_Stated problem:_ Extract each line bearing the word "приміщеннями".

[Data entries]
+ + +

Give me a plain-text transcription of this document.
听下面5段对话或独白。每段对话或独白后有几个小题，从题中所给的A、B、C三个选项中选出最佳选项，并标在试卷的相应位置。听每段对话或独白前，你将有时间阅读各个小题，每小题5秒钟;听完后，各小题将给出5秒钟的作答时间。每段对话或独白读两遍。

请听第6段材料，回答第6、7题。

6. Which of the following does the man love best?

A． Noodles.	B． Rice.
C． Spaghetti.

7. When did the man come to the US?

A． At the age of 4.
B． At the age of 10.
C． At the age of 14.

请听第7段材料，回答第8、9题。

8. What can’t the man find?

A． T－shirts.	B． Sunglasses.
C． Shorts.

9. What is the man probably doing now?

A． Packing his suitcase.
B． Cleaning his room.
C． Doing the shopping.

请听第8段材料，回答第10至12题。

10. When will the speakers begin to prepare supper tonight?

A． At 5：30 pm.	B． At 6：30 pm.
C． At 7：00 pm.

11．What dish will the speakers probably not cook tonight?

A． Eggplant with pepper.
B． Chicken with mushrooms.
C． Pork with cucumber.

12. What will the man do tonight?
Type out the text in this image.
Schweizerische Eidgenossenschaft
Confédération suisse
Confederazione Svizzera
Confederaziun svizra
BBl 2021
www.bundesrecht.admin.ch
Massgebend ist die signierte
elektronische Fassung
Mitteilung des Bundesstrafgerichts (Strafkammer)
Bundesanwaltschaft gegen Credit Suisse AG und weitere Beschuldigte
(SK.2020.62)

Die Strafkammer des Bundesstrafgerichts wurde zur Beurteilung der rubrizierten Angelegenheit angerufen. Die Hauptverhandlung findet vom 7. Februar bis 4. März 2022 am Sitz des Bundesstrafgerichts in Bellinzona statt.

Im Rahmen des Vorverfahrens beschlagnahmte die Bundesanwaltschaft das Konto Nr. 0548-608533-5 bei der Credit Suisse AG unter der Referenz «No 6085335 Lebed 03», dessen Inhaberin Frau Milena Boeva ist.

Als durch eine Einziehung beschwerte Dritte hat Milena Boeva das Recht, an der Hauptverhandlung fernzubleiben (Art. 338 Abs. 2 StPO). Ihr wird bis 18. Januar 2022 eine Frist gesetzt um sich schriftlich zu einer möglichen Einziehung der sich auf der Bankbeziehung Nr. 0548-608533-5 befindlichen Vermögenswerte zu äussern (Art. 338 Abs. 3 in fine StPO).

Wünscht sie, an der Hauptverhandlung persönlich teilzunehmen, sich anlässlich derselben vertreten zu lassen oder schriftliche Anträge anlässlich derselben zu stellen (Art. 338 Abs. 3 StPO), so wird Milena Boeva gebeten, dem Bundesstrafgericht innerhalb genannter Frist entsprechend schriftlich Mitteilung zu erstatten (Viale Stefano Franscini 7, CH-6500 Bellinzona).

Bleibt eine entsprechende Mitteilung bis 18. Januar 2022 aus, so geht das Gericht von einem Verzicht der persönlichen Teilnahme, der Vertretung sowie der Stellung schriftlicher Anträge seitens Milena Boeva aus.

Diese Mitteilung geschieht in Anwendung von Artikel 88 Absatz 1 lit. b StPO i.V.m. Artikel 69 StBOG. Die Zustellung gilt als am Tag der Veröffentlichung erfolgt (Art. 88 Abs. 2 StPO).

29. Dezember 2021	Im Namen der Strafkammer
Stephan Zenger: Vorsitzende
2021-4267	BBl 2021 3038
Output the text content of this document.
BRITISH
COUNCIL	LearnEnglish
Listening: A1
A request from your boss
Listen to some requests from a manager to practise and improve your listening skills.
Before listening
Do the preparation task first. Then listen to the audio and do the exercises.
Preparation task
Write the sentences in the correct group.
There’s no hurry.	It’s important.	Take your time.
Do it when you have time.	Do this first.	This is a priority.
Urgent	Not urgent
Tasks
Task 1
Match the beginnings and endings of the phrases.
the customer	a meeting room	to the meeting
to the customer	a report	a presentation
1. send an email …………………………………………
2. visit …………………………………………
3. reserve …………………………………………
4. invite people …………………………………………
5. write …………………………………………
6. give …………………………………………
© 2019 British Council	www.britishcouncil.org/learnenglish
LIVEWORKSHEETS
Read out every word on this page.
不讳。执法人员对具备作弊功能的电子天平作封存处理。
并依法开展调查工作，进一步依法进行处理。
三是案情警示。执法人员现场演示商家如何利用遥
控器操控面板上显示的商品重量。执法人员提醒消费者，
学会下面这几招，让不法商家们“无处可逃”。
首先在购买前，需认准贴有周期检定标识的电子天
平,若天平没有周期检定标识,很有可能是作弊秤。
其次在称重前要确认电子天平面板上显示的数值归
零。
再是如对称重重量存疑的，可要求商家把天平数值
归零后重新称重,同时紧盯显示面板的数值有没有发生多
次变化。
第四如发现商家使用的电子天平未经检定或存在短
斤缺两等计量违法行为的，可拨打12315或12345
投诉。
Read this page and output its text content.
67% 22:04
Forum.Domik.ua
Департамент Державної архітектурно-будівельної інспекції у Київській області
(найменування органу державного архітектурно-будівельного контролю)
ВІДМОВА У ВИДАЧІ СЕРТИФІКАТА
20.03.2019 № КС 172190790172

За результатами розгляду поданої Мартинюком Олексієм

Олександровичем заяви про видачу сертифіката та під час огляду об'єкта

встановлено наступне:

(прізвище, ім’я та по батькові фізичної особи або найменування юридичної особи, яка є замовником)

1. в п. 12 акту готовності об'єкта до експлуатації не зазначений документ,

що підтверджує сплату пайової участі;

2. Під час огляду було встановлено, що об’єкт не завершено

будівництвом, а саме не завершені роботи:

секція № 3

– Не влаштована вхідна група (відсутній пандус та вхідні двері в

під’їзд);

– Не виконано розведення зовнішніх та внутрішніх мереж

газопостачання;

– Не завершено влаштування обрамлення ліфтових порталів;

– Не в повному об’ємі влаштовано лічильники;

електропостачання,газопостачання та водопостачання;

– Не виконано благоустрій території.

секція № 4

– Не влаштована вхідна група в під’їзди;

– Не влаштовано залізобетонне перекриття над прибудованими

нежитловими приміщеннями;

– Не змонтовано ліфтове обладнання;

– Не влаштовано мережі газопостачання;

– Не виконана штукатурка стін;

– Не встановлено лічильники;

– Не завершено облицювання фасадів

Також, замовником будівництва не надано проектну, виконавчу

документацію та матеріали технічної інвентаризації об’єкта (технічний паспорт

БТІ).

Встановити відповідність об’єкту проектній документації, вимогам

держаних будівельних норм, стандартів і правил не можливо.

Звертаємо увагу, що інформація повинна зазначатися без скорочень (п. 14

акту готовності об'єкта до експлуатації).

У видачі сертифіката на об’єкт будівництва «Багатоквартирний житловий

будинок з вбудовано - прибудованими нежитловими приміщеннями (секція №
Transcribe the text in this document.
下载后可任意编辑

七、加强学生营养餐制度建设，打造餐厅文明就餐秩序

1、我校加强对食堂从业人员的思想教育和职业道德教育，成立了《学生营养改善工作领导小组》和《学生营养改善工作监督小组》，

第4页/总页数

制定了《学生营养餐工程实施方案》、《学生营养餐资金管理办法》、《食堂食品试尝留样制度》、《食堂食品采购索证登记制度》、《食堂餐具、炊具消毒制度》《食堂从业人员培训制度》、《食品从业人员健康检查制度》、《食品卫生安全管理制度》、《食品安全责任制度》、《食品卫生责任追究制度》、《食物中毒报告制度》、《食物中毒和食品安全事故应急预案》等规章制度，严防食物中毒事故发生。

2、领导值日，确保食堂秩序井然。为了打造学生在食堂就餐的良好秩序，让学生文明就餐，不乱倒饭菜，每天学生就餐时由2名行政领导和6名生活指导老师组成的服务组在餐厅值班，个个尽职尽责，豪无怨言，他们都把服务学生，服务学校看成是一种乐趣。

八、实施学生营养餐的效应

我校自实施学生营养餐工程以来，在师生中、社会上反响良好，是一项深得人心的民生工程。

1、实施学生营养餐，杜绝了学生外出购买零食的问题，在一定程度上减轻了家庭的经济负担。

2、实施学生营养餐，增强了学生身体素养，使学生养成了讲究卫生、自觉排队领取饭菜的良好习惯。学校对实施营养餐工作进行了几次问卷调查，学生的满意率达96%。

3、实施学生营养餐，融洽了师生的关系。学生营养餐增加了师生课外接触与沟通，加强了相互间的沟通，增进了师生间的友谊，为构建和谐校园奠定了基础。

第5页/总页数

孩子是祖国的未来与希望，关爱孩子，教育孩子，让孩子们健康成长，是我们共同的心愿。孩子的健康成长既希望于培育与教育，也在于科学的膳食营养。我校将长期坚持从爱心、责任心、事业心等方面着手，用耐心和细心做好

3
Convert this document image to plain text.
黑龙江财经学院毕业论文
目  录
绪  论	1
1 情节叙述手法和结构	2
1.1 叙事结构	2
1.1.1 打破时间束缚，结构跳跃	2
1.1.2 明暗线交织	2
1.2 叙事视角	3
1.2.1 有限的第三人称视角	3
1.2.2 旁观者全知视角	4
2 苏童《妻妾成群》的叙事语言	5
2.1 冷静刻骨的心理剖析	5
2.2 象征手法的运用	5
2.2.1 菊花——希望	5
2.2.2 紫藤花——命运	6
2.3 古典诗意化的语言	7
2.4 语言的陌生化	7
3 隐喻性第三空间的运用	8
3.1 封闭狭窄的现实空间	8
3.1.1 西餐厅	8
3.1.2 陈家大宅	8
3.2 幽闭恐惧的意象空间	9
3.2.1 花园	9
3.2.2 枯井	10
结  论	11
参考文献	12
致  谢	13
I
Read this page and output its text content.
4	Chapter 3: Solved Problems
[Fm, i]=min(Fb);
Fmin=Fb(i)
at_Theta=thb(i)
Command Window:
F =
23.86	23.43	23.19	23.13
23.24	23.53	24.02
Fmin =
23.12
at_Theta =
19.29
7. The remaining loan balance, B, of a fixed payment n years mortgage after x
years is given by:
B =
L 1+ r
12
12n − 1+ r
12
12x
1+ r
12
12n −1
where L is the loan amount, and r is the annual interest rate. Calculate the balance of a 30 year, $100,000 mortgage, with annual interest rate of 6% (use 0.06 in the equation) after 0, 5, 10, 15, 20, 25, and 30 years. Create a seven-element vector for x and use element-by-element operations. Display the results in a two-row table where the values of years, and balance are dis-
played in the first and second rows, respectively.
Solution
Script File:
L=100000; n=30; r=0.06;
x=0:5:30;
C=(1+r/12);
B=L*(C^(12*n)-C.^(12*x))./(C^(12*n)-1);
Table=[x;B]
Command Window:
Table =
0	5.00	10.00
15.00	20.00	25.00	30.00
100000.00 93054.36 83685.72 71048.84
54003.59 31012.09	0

+ + +

_Task result:_
нежитловими приміщеннями;
будинок з вбудовано - прибудованими нежитловими приміщеннями (секція №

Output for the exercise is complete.